PROBLEM TO WORK ON:
Locate each line in the records containing "koʻkrak". Copy it.

** Start LISTED ENTRIES **

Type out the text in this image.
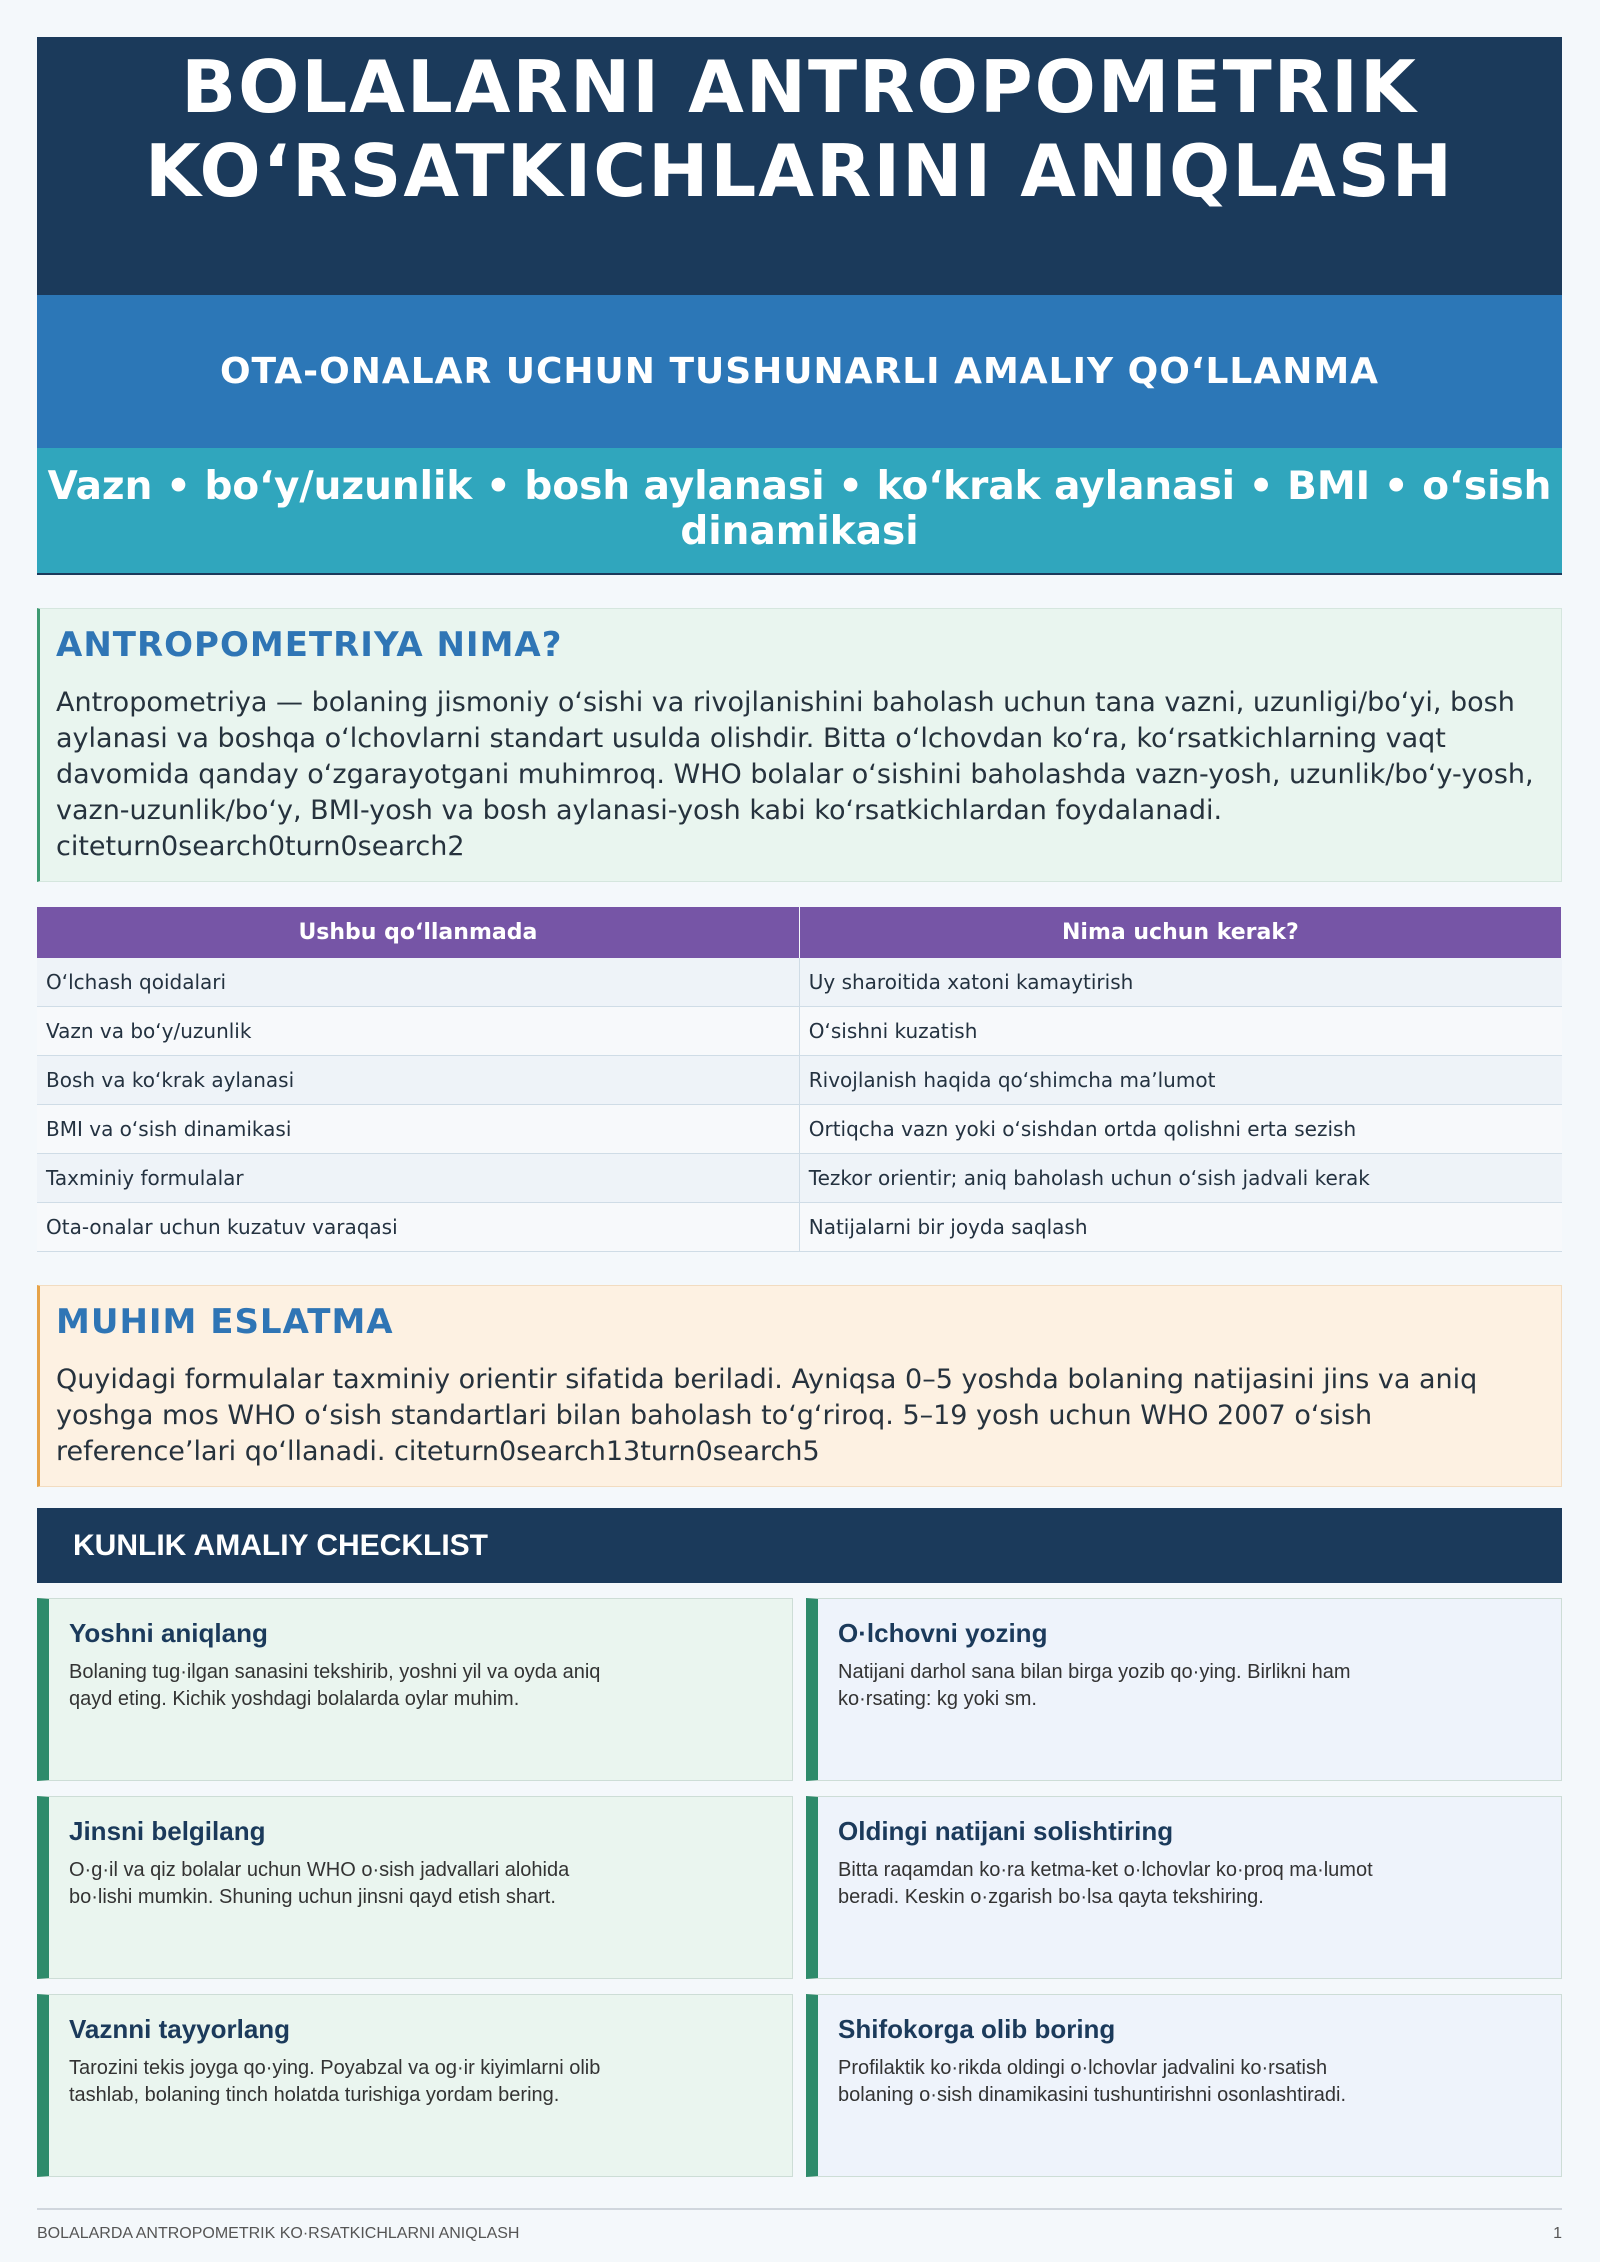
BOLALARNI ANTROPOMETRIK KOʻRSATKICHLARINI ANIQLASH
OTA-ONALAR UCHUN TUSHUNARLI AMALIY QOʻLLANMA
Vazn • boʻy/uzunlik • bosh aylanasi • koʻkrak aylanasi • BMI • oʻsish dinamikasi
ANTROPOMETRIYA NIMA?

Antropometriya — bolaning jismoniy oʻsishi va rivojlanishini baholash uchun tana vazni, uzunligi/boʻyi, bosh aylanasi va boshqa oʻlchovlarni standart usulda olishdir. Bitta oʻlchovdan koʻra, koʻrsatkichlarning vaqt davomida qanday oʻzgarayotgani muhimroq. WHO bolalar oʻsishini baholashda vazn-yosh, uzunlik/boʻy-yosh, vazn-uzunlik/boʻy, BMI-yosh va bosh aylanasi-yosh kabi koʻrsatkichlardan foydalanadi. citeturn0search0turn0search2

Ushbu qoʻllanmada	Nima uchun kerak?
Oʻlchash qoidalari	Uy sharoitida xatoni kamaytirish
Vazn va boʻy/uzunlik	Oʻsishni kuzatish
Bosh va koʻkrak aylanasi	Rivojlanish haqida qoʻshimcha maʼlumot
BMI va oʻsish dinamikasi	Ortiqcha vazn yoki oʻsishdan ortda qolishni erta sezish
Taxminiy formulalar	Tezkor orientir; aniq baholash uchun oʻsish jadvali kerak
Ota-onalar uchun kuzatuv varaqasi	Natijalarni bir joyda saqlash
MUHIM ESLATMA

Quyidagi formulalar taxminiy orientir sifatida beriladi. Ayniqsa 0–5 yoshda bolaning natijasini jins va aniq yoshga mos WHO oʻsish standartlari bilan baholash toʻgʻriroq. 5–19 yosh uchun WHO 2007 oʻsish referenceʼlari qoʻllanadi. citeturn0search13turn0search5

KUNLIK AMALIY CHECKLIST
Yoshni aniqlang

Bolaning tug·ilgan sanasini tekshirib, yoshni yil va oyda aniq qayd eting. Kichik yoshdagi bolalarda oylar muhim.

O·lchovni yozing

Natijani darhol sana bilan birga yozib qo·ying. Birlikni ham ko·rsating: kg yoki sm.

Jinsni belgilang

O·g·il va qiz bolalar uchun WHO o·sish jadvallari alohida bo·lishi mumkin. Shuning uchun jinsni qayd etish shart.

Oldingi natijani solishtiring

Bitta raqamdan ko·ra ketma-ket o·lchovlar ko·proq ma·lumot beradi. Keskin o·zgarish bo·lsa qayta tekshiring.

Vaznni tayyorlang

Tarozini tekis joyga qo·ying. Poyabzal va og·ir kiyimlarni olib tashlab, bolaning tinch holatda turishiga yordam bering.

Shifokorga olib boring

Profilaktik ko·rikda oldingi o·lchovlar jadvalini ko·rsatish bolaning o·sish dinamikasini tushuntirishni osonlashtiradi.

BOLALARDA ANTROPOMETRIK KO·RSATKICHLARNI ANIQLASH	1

** End LISTED ENTRIES **
** Start LISTED ENTRIES **

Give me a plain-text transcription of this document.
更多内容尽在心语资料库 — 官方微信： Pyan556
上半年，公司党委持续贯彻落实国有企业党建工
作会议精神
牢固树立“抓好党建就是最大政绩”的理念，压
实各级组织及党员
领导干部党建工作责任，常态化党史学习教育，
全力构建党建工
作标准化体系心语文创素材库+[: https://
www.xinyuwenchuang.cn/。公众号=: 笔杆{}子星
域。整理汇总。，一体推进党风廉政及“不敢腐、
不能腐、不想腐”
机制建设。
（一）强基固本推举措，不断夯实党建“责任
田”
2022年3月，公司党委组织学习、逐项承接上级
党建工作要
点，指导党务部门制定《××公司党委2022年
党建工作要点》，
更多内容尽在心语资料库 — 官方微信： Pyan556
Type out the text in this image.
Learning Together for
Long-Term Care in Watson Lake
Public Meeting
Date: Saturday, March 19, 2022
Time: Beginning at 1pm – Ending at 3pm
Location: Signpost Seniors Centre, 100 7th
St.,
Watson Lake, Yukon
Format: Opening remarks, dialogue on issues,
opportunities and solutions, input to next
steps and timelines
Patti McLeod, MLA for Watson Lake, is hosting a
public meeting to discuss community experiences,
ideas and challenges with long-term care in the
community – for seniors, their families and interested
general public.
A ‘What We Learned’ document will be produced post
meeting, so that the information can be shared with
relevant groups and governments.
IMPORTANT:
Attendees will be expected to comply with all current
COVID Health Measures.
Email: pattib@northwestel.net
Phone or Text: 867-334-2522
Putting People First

** End LISTED ENTRIES **

THE RESULT:
Vazn • boʻy/uzunlik • bosh aylanasi • koʻkrak aylanasi • BMI • oʻsish dinamikasi
Bosh va koʻkrak aylanasi	Rivojlanish haqida qoʻshimcha maʼlumot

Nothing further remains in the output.